Extracted records:
# # # # #
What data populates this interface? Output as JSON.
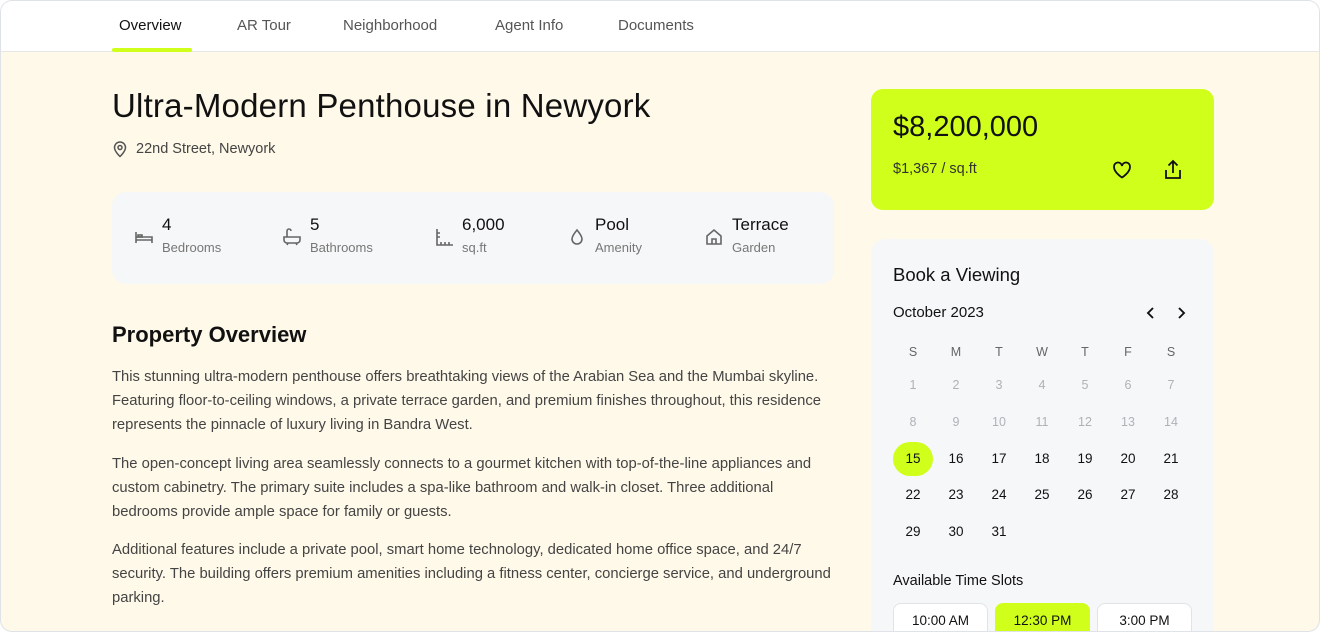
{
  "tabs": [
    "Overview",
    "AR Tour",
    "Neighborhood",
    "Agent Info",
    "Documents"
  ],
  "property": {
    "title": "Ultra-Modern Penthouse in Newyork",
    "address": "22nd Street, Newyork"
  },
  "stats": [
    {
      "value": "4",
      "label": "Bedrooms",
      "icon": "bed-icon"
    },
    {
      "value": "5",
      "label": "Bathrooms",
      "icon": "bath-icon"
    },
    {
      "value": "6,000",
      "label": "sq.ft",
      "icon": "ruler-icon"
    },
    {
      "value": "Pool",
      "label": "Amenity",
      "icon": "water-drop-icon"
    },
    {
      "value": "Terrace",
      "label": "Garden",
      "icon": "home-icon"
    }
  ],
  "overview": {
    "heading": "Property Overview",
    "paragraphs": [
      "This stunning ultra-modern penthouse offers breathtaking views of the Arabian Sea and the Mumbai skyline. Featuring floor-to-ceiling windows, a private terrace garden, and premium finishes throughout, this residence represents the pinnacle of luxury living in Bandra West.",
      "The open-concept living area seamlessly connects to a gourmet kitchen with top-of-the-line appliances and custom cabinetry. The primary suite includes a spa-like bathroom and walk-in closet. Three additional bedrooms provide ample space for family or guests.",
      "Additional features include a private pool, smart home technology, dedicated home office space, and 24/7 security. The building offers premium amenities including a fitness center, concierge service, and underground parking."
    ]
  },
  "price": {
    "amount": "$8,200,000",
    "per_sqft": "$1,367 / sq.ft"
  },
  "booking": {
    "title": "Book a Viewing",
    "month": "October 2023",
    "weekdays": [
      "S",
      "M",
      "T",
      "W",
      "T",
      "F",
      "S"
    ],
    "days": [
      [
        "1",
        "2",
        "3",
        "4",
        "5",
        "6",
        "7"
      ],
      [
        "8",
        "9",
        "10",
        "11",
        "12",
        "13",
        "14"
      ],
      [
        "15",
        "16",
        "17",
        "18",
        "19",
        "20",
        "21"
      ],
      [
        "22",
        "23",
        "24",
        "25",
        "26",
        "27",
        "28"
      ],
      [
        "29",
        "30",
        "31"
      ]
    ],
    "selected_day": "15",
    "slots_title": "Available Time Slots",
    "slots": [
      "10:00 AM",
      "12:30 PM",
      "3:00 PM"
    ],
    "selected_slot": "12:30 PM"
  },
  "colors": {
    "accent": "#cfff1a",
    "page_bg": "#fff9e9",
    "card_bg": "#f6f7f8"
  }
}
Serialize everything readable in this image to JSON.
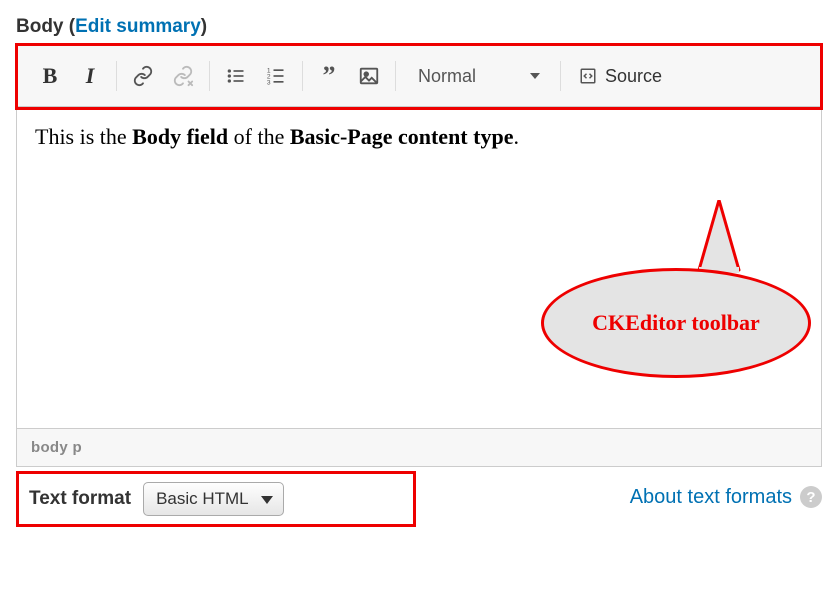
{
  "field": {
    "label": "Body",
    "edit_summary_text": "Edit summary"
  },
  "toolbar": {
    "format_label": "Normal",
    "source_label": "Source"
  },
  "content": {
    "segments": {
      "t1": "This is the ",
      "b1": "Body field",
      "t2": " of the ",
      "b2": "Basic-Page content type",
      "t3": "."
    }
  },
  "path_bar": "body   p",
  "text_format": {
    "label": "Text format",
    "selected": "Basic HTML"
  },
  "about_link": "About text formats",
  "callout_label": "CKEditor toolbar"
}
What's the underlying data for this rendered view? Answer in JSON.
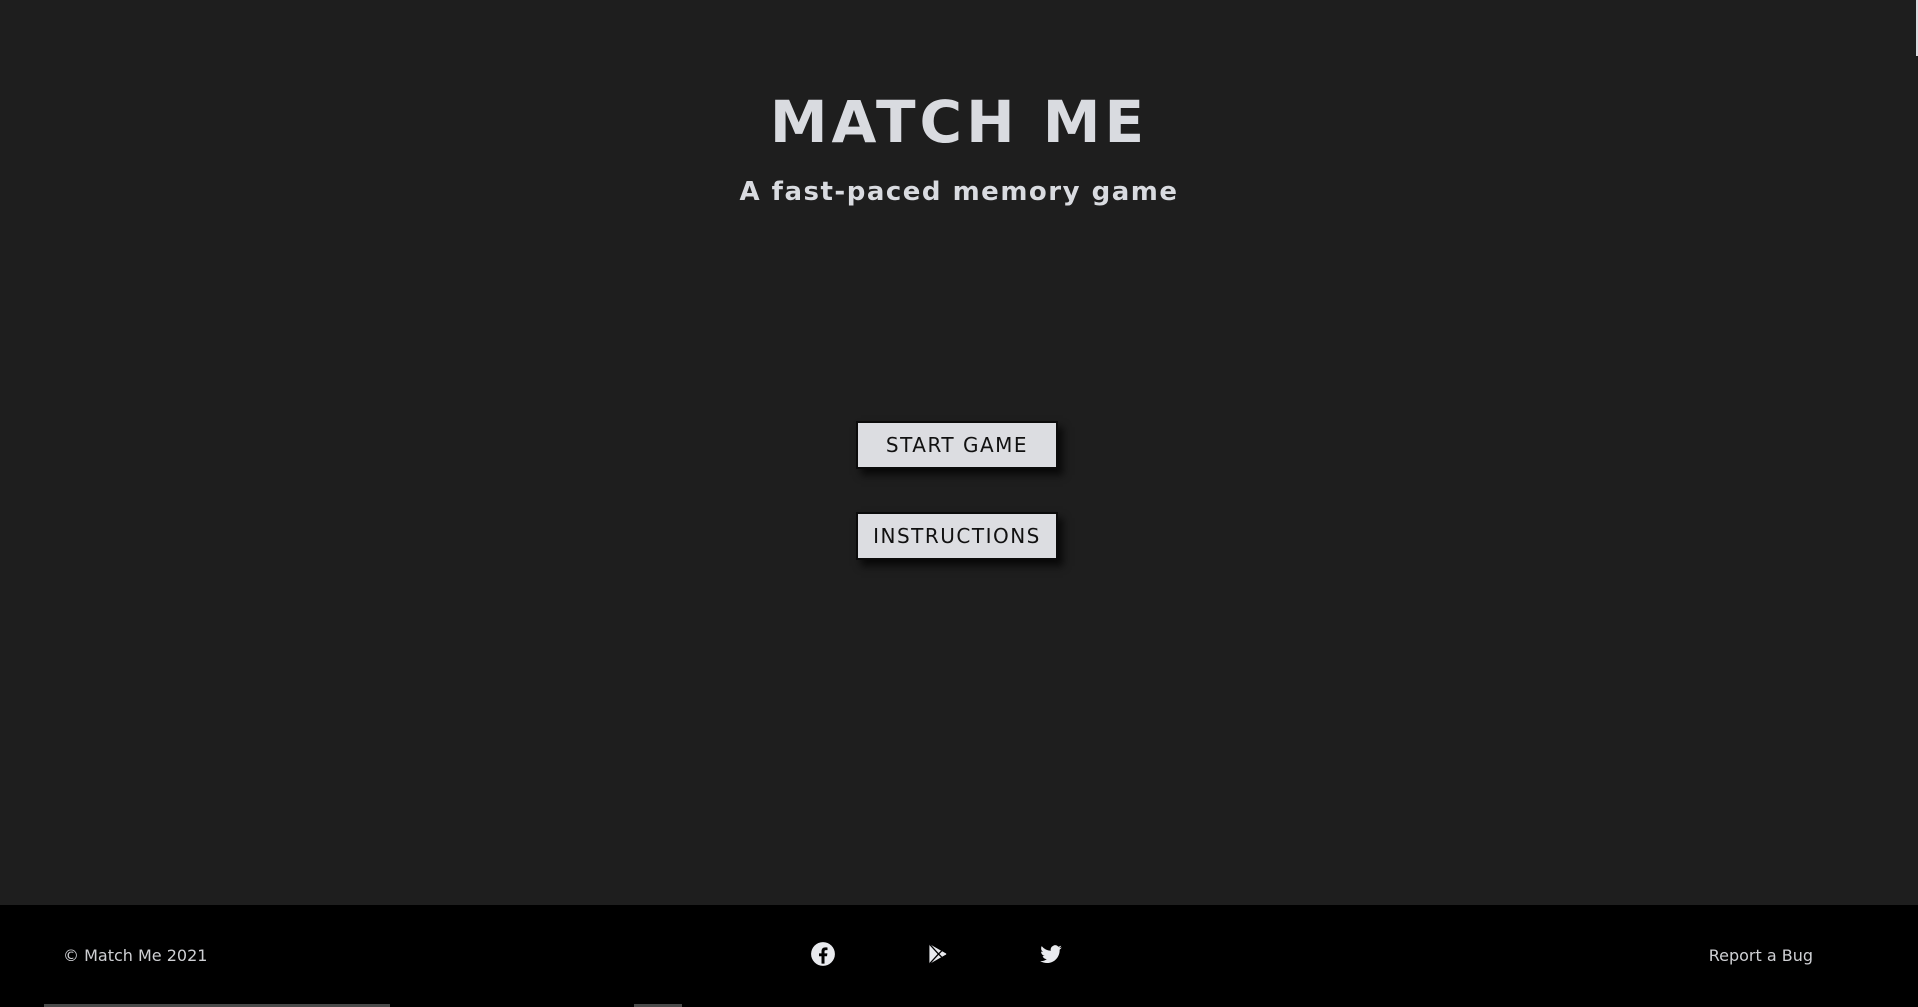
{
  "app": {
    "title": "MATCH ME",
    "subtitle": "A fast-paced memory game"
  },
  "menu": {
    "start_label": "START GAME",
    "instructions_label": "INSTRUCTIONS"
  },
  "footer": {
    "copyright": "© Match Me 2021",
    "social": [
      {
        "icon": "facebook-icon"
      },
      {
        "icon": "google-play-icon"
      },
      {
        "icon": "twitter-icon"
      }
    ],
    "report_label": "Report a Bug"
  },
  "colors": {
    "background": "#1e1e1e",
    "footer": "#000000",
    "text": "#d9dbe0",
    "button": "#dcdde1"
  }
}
# # # # #
THE REQUEST:
Extract every line containing the string "What" from the material.

SOLUTION TO THE EXERCISE:
What data populates this interface? Output as JSON.
What's the underlying data for this rendered view? Answer in JSON.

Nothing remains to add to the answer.